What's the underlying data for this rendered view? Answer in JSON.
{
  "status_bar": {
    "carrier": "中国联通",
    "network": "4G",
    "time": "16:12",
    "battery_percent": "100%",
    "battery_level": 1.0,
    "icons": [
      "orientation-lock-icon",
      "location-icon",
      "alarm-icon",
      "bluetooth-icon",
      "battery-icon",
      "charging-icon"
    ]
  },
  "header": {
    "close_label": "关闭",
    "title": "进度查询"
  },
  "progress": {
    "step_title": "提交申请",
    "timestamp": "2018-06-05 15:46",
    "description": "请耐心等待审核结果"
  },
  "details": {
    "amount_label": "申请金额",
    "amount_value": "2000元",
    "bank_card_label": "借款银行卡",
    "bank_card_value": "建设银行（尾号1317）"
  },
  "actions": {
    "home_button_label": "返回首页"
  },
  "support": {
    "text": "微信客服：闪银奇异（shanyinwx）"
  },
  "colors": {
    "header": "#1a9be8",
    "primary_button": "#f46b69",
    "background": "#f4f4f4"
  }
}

...

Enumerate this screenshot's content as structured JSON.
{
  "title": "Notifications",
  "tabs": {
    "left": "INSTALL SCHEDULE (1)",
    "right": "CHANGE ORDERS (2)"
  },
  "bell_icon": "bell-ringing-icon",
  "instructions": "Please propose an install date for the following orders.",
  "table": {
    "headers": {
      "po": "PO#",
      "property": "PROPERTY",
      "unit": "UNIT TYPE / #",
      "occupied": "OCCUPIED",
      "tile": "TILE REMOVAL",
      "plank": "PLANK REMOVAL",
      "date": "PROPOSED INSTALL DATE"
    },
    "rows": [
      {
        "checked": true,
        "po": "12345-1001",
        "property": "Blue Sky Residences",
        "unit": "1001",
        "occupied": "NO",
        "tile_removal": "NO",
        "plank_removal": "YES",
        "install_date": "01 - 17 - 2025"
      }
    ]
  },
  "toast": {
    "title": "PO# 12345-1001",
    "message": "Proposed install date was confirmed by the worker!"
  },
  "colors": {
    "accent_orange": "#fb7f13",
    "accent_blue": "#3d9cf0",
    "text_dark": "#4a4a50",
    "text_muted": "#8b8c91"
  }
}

§ TO BE DONE
Count the lines in the records above that contain the word "JSON", and give only the number.

§ FINAL RESULT
2